Raw records
......

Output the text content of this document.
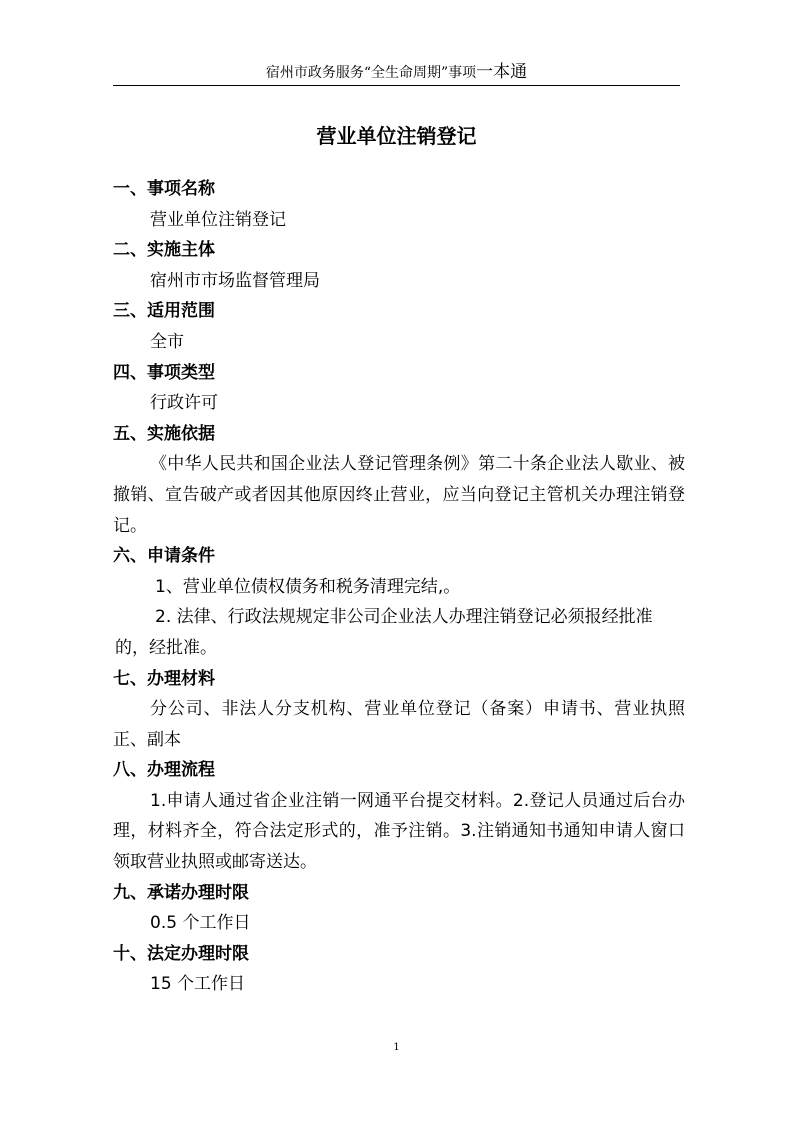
宿州市政务服务“全生命周期”事项一本通
营业单位注销登记
一、事项名称
营业单位注销登记
二、实施主体
宿州市市场监督管理局
三、适用范围
全市
四、事项类型
行政许可
五、实施依据
《中华人民共和国企业法人登记管理条例》第二十条企业法人歇业、被撤销、宣告破产或者因其他原因终止营业，应当向登记主管机关办理注销登记。
六、申请条件
1、营业单位债权债务和税务清理完结,。
2. 法律、行政法规规定非公司企业法人办理注销登记必须报经批准的，经批准。
七、办理材料
分公司、非法人分支机构、营业单位登记（备案）申请书、营业执照正、副本
八、办理流程
1.申请人通过省企业注销一网通平台提交材料。2.登记人员通过后台办理，材料齐全，符合法定形式的，准予注销。3.注销通知书通知申请人窗口领取营业执照或邮寄送达。
九、承诺办理时限
0.5 个工作日
十、法定办理时限
15 个工作日
1
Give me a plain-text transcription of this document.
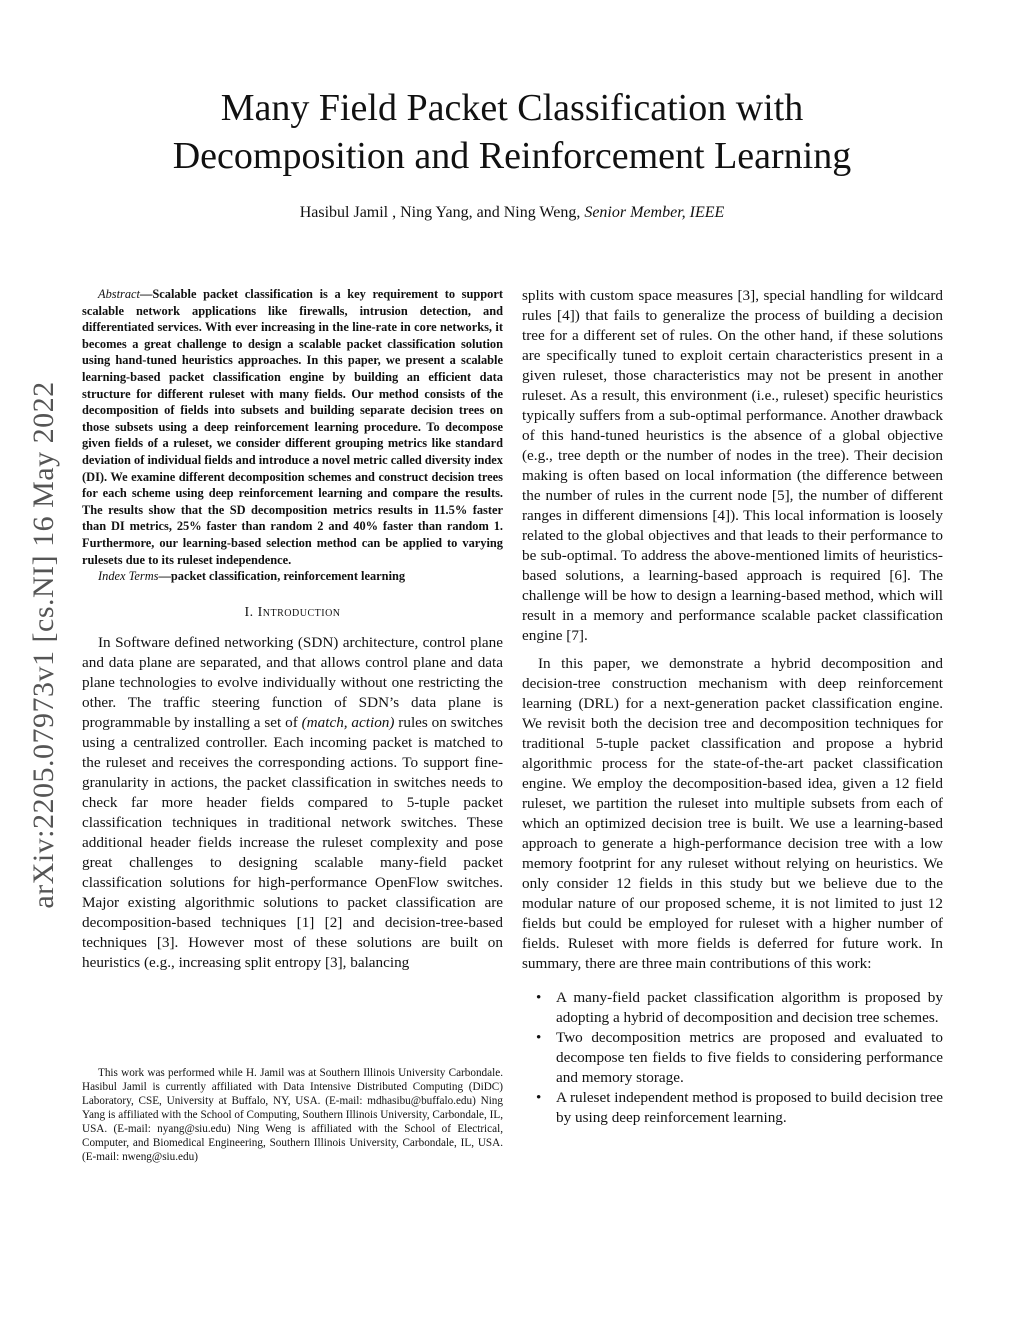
Many Field Packet Classification with
Decomposition and Reinforcement Learning
Hasibul Jamil , Ning Yang, and Ning Weng, Senior Member, IEEE
arXiv:2205.07973v1 [cs.NI] 16 May 2022

Abstract—Scalable packet classification is a key requirement to support scalable network applications like firewalls, intrusion detection, and differentiated services. With ever increasing in the line-rate in core networks, it becomes a great challenge to design a scalable packet classification solution using hand-tuned heuristics approaches. In this paper, we present a scalable learning-based packet classification engine by building an efficient data structure for different ruleset with many fields. Our method consists of the decomposition of fields into subsets and building separate decision trees on those subsets using a deep reinforcement learning procedure. To decompose given fields of a ruleset, we consider different grouping metrics like standard deviation of individual fields and introduce a novel metric called diversity index (DI). We examine different decomposition schemes and construct decision trees for each scheme using deep reinforcement learning and compare the results. The results show that the SD decomposition metrics results in 11.5% faster than DI metrics, 25% faster than random 2 and 40% faster than random 1. Furthermore, our learning-based selection method can be applied to varying rulesets due to its ruleset independence.

Index Terms—packet classification, reinforcement learning

I. Introduction

In Software defined networking (SDN) architecture, control plane and data plane are separated, and that allows control plane and data plane technologies to evolve individually without one restricting the other. The traffic steering function of SDN’s data plane is programmable by installing a set of (match, action) rules on switches using a centralized controller. Each incoming packet is matched to the ruleset and receives the corresponding actions. To support fine-granularity in actions, the packet classification in switches needs to check far more header fields compared to 5-tuple packet classification techniques in traditional network switches. These additional header fields increase the ruleset complexity and pose great challenges to designing scalable many-field packet classification solutions for high-performance OpenFlow switches. Major existing algorithmic solutions to packet classification are decomposition-based techniques [1] [2] and decision-tree-based techniques [3]. However most of these solutions are built on heuristics (e.g., increasing split entropy [3], balancing

This work was performed while H. Jamil was at Southern Illinois University Carbondale. Hasibul Jamil is currently affiliated with Data Intensive Distributed Computing (DiDC) Laboratory, CSE, University at Buffalo, NY, USA. (E-mail: mdhasibu@buffalo.edu) Ning Yang is affiliated with the School of Computing, Southern Illinois University, Carbondale, IL, USA. (E-mail: nyang@siu.edu) Ning Weng is affiliated with the School of Electrical, Computer, and Biomedical Engineering, Southern Illinois University, Carbondale, IL, USA. (E-mail: nweng@siu.edu)

splits with custom space measures [3], special handling for wildcard rules [4]) that fails to generalize the process of building a decision tree for a different set of rules. On the other hand, if these solutions are specifically tuned to exploit certain characteristics present in a given ruleset, those characteristics may not be present in another ruleset. As a result, this environment (i.e., ruleset) specific heuristics typically suffers from a sub-optimal performance. Another drawback of this hand-tuned heuristics is the absence of a global objective (e.g., tree depth or the number of nodes in the tree). Their decision making is often based on local information (the difference between the number of rules in the current node [5], the number of different ranges in different dimensions [4]). This local information is loosely related to the global objectives and that leads to their performance to be sub-optimal. To address the above-mentioned limits of heuristics-based solutions, a learning-based approach is required [6]. The challenge will be how to design a learning-based method, which will result in a memory and performance scalable packet classification engine [7].

In this paper, we demonstrate a hybrid decomposition and decision-tree construction mechanism with deep reinforcement learning (DRL) for a next-generation packet classification engine. We revisit both the decision tree and decomposition techniques for traditional 5-tuple packet classification and propose a hybrid algorithmic process for the state-of-the-art packet classification engine. We employ the decomposition-based idea, given a 12 field ruleset, we partition the ruleset into multiple subsets from each of which an optimized decision tree is built. We use a learning-based approach to generate a high-performance decision tree with a low memory footprint for any ruleset without relying on heuristics. We only consider 12 fields in this study but we believe due to the modular nature of our proposed scheme, it is not limited to just 12 fields but could be employed for ruleset with a higher number of fields. Ruleset with more fields is deferred for future work. In summary, there are three main contributions of this work:

• A many-field packet classification algorithm is proposed by adopting a hybrid of decomposition and decision tree schemes.
• Two decomposition metrics are proposed and evaluated to decompose ten fields to five fields to considering performance and memory storage.
• A ruleset independent method is proposed to build decision tree by using deep reinforcement learning.
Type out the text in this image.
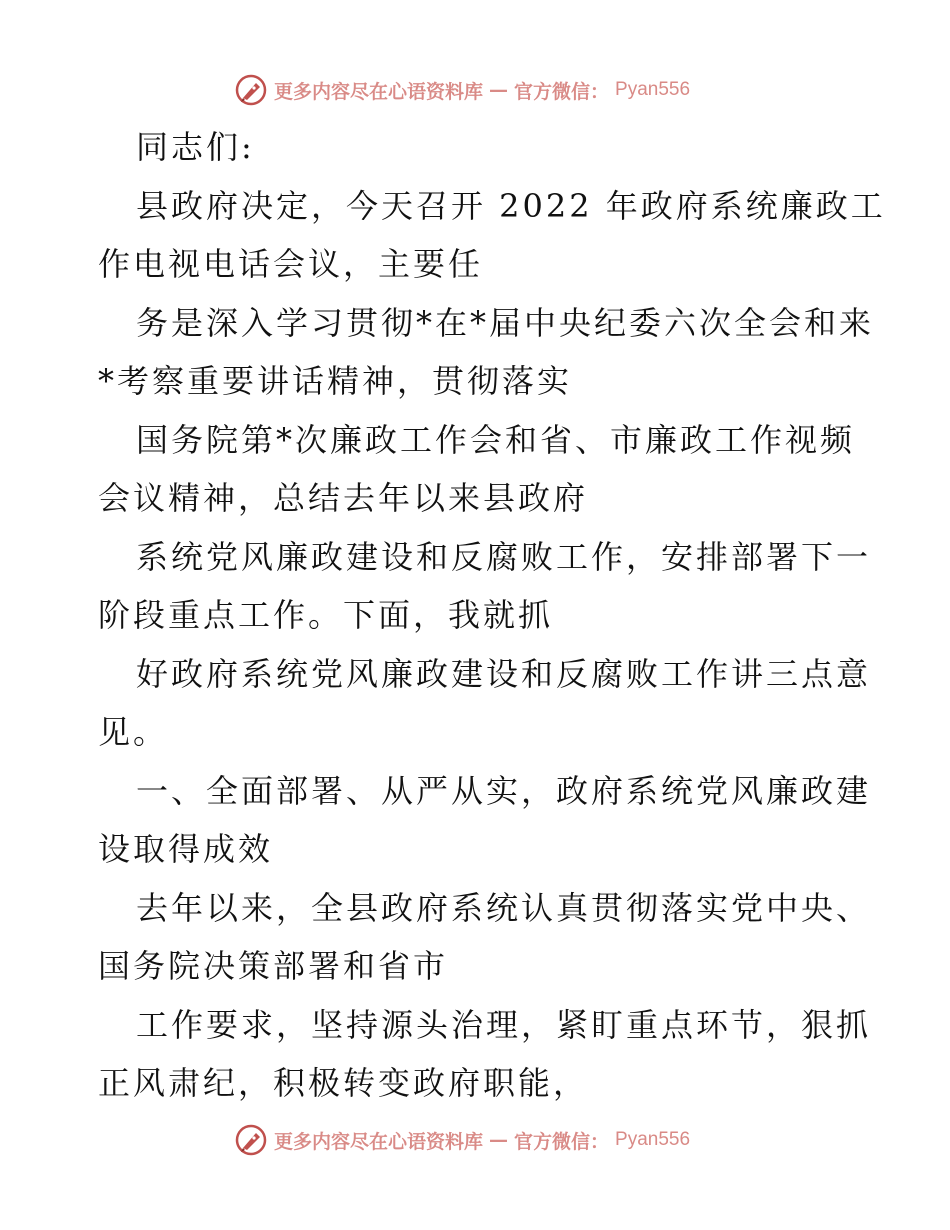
更多内容尽在心语资料库 — 官方微信： Pyan556
同志们:
县政府决定，今天召开 2022 年政府系统廉政工
作电视电话会议，主要任
务是深入学习贯彻*在*届中央纪委六次全会和来
*考察重要讲话精神，贯彻落实
国务院第*次廉政工作会和省、市廉政工作视频
会议精神，总结去年以来县政府
系统党风廉政建设和反腐败工作，安排部署下一
阶段重点工作。下面，我就抓
好政府系统党风廉政建设和反腐败工作讲三点意
见。
一、全面部署、从严从实，政府系统党风廉政建
设取得成效
去年以来，全县政府系统认真贯彻落实党中央、
国务院决策部署和省市
工作要求，坚持源头治理，紧盯重点环节，狠抓
正风肃纪，积极转变政府职能，
更多内容尽在心语资料库 — 官方微信： Pyan556
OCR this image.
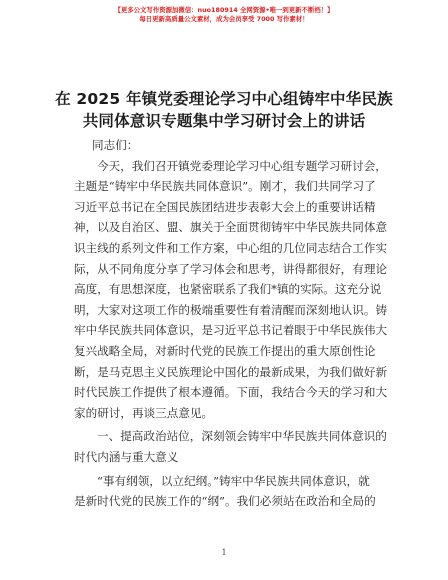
【更多公文写作资源加微信：nuo180914 全网资源•唯一到更新不断档！】
每日更新高质量公文素材，成为会员享受 7000 写作素材！
在 2025 年镇党委理论学习中心组铸牢中华民族
共同体意识专题集中学习研讨会上的讲话
同志们：
今天，我们召开镇党委理论学习中心组专题学习研讨会，
主题是“铸牢中华民族共同体意识”。刚才，我们共同学习了
习近平总书记在全国民族团结进步表彰大会上的重要讲话精
神，以及自治区、盟、旗关于全面贯彻铸牢中华民族共同体意
识主线的系列文件和工作方案，中心组的几位同志结合工作实
际，从不同角度分享了学习体会和思考，讲得都很好，有理论
高度，有思想深度，也紧密联系了我们*镇的实际。这充分说
明，大家对这项工作的极端重要性有着清醒而深刻地认识。铸
牢中华民族共同体意识，是习近平总书记着眼于中华民族伟大
复兴战略全局，对新时代党的民族工作提出的重大原创性论
断，是马克思主义民族理论中国化的最新成果，为我们做好新
时代民族工作提供了根本遵循。下面，我结合今天的学习和大
家的研讨，再谈三点意见。
一、提高政治站位，深刻领会铸牢中华民族共同体意识的
时代内涵与重大意义
“事有纲领，以立纪纲。”铸牢中华民族共同体意识，就
是新时代党的民族工作的“纲”。我们必须站在政治和全局的
1
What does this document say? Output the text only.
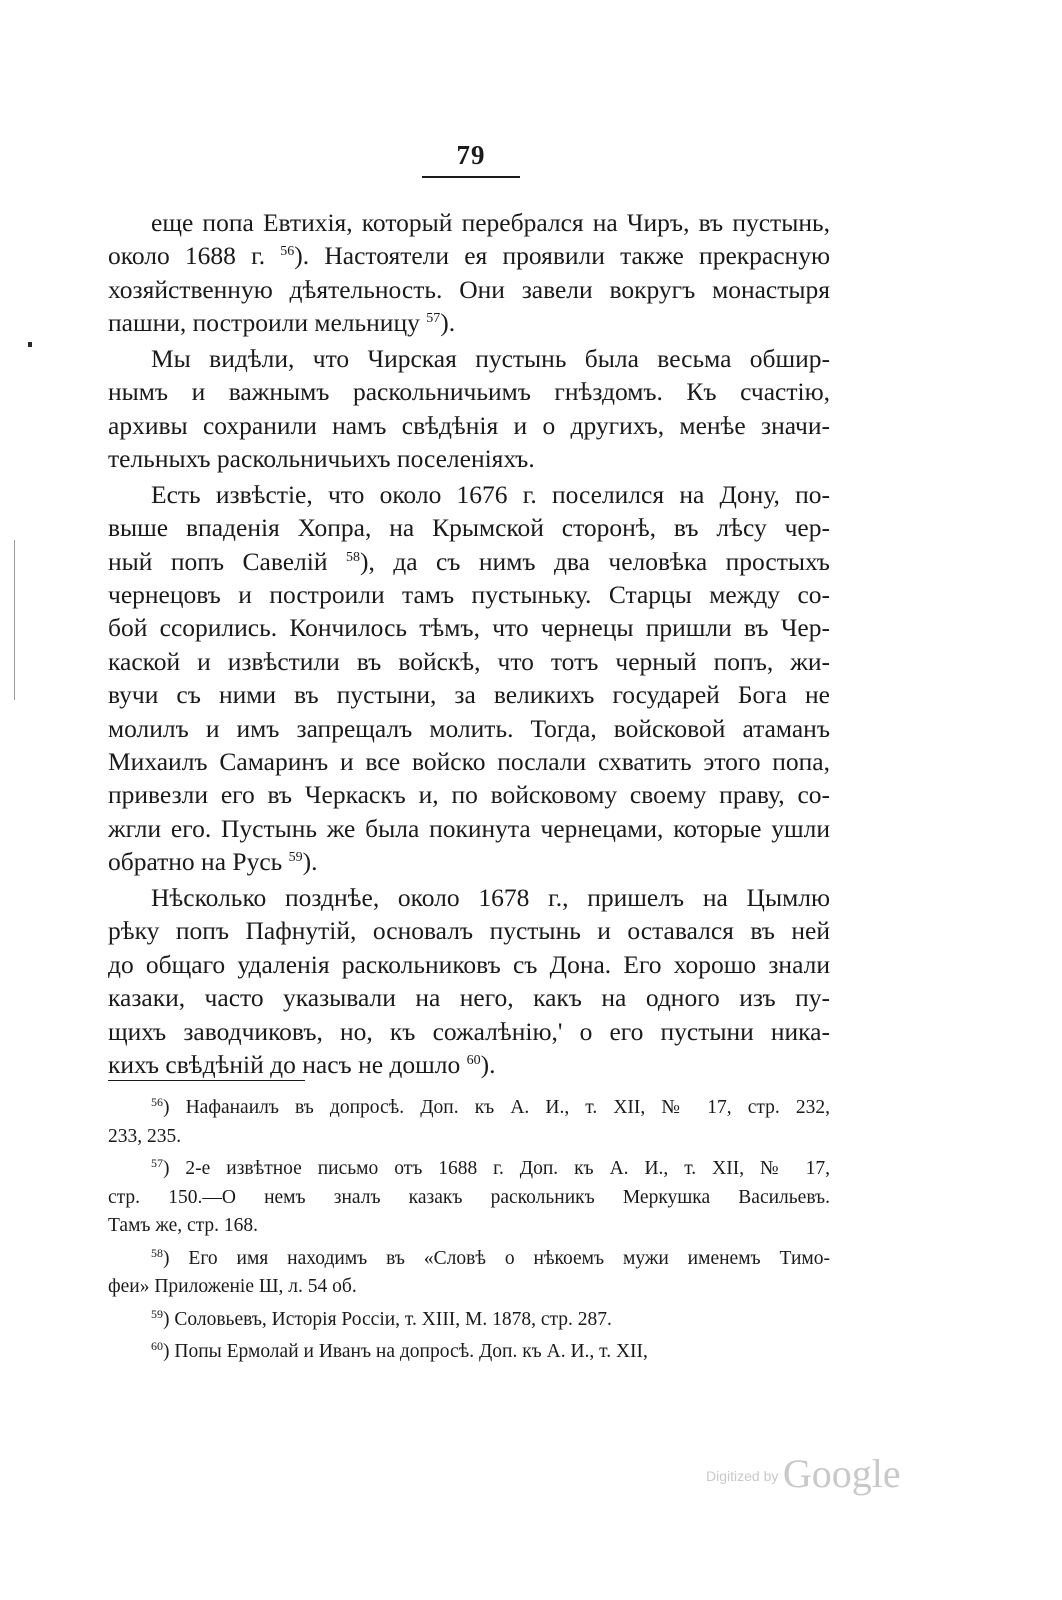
79
еще попа Евтихія, который перебрался на Чиръ, въ пустынь,
около 1688 г. $^{56}$). Настоятели ея проявили также прекрасную
хозяйственную дѣятельность. Они завели вокругъ монастыря
пашни, построили мельницу $^{57}$).
Мы видѣли, что Чирская пустынь была весьма обшир-
нымъ и важнымъ раскольничьимъ гнѣздомъ. Къ счастію,
архивы сохранили намъ свѣдѣнія и о другихъ, менѣе значи-
тельныхъ раскольничьихъ поселеніяхъ.
Есть извѣстіе, что около 1676 г. поселился на Дону, по-
выше впаденія Хопра, на Крымской сторонѣ, въ лѣсу чер-
ный попъ Савелій $^{58}$), да съ нимъ два человѣка простыхъ
чернецовъ и построили тамъ пустыньку. Старцы между со-
бой ссорились. Кончилось тѣмъ, что чернецы пришли въ Чер-
каской и извѣстили въ войскѣ, что тотъ черный попъ, жи-
вучи съ ними въ пустыни, за великихъ государей Бога не
молилъ и имъ запрещалъ молить. Тогда, войсковой атаманъ
Михаилъ Самаринъ и все войско послали схватить этого попа,
привезли его въ Черкаскъ и, по войсковому своему праву, со-
жгли его. Пустынь же была покинута чернецами, которые ушли
обратно на Русь $^{59}$).
Нѣсколько позднѣе, около 1678 г., пришелъ на Цымлю
рѣку попъ Пафнутій, основалъ пустынь и оставался въ ней
до общаго удаленія раскольниковъ съ Дона. Его хорошо знали
казаки, часто указывали на него, какъ на одного изъ пу-
щихъ заводчиковъ, но, къ сожалѣнію,' о его пустыни ника-
кихъ свѣдѣній до насъ не дошло $^{60}$).
$^{56}$) Нафанаилъ въ допросѣ. Доп. къ А. И., т. XII, № 17, стр. 232,
233, 235.
$^{57}$) 2-е извѣтное письмо отъ 1688 г. Доп. къ А. И., т. XII, № 17,
стр. 150.—О немъ зналъ казакъ раскольникъ Меркушка Васильевъ.
Тамъ же, стр. 168.
$^{58}$) Его имя находимъ въ «Словѣ о нѣкоемъ мужи именемъ Тимо-
феи» Приложеніе Ш, л. 54 об.
$^{59}$) Соловьевъ, Исторія Россіи, т. XIII, М. 1878, стр. 287.
$^{60}$) Попы Ермолай и Иванъ на допросѣ. Доп. къ А. И., т. XII,
Digitized by Google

......

Report how many lines in the listing include the word "image". Give nothing but the count.

ANSWER FOR THE TASK
2